▸ WHAT TO DO
From the records below, pull each line that has "Widok".

(Dataset excerpt)
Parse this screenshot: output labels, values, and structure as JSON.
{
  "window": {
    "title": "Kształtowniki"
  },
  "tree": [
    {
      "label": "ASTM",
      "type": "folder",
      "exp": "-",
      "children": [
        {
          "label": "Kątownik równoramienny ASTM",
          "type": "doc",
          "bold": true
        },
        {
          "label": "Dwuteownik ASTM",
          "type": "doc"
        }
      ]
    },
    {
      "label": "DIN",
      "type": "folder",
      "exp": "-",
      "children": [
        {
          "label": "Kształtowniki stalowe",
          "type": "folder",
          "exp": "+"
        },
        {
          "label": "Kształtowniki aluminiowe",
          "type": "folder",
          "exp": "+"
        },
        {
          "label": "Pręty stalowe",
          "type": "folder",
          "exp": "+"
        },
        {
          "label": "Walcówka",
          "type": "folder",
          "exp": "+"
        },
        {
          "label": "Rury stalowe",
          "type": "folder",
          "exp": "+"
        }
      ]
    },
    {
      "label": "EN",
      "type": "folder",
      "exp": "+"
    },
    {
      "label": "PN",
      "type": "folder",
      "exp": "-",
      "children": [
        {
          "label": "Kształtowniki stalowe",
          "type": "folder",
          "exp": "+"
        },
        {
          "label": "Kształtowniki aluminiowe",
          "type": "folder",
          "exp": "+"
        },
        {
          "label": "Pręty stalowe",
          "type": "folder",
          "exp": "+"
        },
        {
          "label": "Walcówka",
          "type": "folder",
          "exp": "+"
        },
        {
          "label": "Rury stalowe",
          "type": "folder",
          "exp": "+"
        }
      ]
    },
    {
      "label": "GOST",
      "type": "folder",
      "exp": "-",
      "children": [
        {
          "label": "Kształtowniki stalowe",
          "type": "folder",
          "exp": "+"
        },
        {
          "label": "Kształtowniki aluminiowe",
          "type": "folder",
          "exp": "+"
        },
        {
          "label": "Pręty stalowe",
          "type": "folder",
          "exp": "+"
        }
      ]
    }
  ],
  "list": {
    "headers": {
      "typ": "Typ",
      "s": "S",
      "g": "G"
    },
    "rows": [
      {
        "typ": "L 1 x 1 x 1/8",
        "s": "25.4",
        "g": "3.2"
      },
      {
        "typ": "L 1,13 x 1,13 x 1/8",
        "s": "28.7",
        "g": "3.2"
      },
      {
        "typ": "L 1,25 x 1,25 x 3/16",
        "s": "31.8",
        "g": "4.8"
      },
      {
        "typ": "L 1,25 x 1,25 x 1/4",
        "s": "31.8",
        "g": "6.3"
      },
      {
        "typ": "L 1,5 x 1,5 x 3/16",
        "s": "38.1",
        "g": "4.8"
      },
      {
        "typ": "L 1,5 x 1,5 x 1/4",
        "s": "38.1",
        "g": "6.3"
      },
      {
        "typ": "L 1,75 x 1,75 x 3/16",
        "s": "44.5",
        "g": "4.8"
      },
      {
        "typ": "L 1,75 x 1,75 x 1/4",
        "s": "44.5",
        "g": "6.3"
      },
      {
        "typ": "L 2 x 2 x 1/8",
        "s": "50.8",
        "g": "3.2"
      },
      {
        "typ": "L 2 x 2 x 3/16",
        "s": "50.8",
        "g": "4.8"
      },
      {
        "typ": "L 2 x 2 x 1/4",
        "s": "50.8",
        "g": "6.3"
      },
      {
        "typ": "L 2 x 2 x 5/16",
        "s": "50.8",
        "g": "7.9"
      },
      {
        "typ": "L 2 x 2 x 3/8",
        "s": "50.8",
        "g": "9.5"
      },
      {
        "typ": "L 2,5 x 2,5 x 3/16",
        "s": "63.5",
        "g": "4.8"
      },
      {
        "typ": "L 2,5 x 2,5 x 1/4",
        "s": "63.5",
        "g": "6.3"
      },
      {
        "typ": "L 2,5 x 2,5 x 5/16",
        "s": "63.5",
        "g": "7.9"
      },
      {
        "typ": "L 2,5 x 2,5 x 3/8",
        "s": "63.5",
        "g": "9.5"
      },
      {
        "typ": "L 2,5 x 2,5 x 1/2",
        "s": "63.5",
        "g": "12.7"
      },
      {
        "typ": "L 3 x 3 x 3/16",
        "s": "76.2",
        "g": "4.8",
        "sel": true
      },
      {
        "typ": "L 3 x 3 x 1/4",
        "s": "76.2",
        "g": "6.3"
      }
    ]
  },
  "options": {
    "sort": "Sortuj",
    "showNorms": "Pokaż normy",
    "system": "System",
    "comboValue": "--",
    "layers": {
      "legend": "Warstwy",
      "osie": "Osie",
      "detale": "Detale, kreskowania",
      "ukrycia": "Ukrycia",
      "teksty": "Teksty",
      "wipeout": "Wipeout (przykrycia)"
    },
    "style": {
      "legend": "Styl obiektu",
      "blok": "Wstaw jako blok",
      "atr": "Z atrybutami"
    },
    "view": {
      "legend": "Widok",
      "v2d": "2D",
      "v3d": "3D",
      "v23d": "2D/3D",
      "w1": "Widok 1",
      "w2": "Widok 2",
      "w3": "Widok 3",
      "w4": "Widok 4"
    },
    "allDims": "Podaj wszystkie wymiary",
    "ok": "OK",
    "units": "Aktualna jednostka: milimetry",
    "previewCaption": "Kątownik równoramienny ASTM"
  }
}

▸ TASK RESULT
      "legend": "Widok",
      "w1": "Widok 1",
      "w2": "Widok 2",
      "w3": "Widok 3",
      "w4": "Widok 4"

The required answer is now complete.